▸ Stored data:

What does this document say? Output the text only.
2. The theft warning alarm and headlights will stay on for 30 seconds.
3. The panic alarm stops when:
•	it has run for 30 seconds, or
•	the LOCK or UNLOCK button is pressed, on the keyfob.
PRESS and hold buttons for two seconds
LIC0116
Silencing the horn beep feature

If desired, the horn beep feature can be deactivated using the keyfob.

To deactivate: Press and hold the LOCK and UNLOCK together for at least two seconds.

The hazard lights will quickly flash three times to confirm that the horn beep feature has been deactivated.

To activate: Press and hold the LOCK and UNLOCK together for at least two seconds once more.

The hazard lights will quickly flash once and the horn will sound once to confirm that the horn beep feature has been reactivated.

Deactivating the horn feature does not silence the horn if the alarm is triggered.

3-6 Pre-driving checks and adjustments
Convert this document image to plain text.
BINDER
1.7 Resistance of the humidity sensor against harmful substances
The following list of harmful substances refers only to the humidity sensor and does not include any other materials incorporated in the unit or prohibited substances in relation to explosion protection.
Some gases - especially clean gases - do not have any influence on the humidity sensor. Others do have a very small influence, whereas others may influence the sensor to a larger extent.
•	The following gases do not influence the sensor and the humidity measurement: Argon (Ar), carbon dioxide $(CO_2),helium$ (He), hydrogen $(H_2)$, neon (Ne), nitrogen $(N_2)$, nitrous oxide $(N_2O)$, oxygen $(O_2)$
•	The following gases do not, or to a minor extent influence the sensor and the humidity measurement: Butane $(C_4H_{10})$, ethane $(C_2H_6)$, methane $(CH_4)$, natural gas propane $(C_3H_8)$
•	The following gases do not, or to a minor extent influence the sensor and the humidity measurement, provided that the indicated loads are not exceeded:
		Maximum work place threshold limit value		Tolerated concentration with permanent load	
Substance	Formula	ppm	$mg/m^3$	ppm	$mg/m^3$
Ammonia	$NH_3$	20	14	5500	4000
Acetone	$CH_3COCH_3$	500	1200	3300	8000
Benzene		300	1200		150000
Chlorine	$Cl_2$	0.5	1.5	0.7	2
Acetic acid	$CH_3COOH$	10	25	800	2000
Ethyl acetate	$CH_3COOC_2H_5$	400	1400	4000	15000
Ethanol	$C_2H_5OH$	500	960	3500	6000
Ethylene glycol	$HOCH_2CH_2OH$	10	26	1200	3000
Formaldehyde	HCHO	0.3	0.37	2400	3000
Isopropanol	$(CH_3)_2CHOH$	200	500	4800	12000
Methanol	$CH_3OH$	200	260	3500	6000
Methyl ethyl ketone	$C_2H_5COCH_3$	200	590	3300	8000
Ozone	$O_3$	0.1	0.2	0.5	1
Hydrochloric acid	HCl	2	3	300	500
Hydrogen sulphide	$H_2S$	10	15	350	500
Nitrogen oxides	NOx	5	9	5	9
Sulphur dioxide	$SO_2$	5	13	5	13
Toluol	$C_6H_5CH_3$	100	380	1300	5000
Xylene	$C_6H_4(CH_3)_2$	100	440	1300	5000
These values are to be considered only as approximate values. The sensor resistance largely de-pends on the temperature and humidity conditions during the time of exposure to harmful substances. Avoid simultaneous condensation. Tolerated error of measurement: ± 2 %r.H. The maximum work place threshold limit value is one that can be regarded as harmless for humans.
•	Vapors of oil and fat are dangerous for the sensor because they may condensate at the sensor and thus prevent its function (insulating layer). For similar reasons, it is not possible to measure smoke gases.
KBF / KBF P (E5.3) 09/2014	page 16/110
...
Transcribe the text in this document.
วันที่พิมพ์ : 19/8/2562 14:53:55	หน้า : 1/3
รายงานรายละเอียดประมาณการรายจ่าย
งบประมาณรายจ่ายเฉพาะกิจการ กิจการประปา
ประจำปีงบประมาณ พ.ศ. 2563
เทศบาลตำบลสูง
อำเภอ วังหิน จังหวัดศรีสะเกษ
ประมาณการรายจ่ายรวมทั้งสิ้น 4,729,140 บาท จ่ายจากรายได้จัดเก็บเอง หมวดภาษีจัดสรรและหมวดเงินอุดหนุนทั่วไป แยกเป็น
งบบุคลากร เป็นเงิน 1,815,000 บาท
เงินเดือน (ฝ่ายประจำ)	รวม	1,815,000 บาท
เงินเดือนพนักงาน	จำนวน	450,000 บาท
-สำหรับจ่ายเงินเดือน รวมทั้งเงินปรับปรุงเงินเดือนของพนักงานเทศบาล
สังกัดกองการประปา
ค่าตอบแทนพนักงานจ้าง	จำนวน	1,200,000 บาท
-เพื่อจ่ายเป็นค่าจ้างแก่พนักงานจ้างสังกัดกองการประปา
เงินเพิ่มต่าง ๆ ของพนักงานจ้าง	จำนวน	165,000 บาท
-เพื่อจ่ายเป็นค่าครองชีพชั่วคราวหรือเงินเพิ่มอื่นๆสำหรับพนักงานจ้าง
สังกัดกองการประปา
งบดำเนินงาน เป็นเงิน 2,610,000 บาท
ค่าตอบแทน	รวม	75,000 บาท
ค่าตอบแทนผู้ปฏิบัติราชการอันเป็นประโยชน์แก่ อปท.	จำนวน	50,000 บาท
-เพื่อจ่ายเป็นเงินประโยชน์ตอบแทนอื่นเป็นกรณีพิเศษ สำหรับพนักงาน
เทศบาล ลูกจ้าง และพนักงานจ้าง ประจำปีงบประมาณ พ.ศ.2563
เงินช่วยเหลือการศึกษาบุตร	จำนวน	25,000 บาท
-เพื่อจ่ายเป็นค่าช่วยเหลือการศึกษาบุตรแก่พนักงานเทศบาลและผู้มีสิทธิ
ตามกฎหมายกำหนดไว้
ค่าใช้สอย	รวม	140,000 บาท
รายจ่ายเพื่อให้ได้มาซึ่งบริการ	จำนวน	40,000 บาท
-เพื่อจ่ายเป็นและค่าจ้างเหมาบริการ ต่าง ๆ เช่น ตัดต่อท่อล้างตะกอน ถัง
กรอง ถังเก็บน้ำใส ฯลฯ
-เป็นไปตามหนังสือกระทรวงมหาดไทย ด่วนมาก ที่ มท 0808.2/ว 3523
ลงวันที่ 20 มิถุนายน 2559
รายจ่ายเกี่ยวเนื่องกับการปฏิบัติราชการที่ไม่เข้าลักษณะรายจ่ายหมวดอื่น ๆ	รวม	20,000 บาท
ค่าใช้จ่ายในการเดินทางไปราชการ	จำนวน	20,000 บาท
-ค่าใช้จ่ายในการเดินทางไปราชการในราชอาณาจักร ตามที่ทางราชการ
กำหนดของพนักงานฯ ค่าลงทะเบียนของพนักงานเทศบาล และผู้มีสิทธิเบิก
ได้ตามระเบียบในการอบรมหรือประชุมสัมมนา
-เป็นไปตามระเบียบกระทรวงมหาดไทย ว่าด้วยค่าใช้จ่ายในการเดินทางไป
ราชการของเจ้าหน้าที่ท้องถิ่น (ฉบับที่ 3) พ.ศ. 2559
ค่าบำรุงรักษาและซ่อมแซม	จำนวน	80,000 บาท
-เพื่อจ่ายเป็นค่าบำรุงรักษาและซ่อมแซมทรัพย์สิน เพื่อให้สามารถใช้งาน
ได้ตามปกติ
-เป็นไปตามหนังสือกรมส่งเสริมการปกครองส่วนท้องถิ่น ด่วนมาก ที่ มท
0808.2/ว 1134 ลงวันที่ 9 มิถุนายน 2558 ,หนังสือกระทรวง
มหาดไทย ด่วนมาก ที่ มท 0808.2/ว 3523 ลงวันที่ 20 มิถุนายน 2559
* * *
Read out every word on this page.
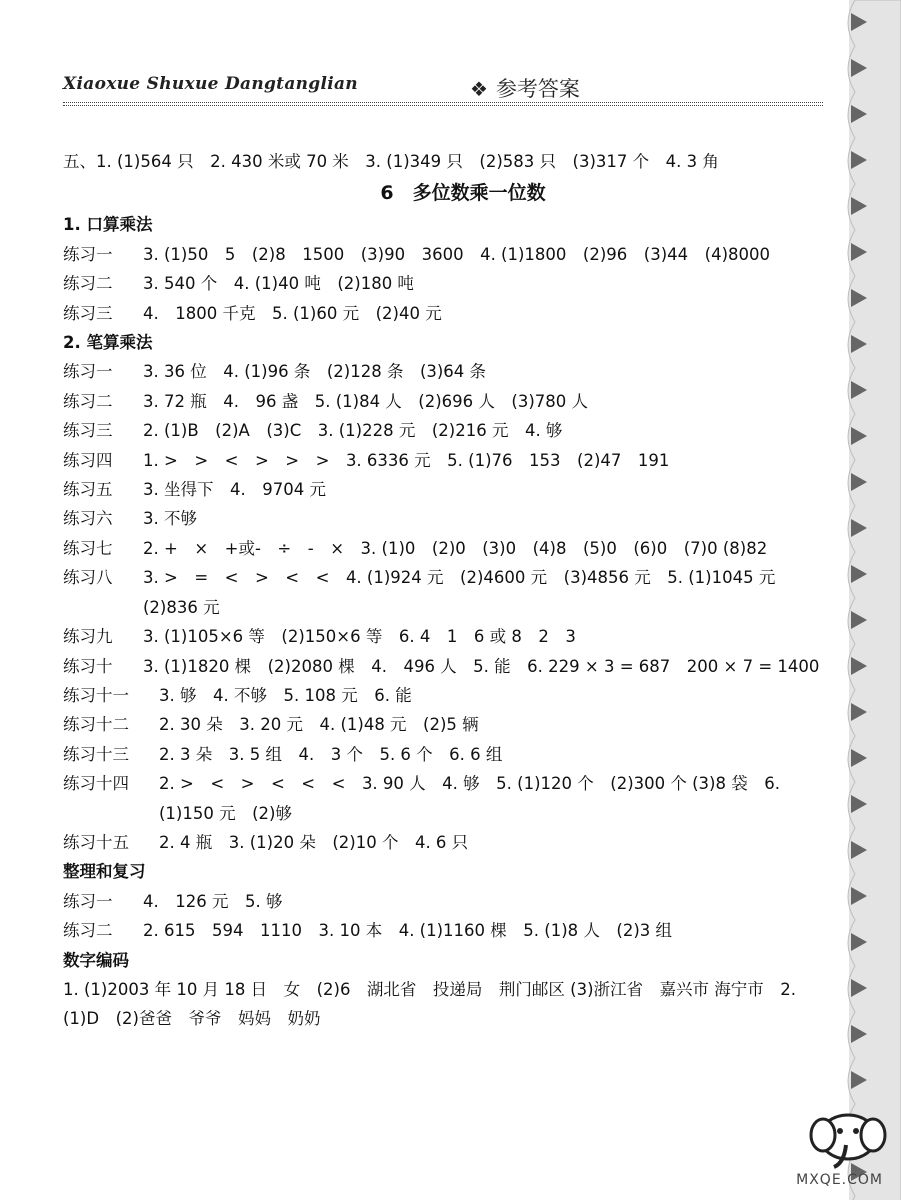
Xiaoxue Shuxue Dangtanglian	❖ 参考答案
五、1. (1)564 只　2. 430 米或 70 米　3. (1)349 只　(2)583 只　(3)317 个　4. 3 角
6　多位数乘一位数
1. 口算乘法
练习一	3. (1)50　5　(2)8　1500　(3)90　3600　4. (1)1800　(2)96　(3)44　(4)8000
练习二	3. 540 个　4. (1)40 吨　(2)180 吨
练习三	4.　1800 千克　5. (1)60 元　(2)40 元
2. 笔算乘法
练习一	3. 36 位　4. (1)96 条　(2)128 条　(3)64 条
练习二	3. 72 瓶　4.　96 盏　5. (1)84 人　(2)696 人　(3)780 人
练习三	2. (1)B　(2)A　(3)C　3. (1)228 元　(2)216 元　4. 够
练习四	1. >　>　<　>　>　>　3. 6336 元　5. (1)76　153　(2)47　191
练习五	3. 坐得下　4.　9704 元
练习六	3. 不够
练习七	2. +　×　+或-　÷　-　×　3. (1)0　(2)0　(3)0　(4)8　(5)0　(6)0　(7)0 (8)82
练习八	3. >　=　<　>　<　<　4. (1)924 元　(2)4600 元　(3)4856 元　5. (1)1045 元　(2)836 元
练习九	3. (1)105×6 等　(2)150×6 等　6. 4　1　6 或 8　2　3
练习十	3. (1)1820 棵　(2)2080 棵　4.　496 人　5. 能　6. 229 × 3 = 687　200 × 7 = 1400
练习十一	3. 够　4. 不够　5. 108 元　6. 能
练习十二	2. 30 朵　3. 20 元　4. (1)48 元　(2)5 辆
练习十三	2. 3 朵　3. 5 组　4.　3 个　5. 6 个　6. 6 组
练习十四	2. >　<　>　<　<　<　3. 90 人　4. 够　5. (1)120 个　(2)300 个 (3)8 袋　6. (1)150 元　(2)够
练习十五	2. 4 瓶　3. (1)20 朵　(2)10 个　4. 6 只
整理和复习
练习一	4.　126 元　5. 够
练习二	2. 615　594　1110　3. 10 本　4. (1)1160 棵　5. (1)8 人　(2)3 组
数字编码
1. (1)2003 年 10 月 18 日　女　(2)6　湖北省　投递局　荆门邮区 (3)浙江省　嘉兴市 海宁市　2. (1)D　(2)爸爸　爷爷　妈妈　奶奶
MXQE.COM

▸ EXERCISE AIM:
Using the listing above, return all lines where the word "flash" occurs.

▸ SOLUTION:
The hazard lights will quickly flash three times to confirm that the horn beep feature has been deactivated.
The hazard lights will quickly flash once and the horn will sound once to confirm that the horn beep feature has been reactivated.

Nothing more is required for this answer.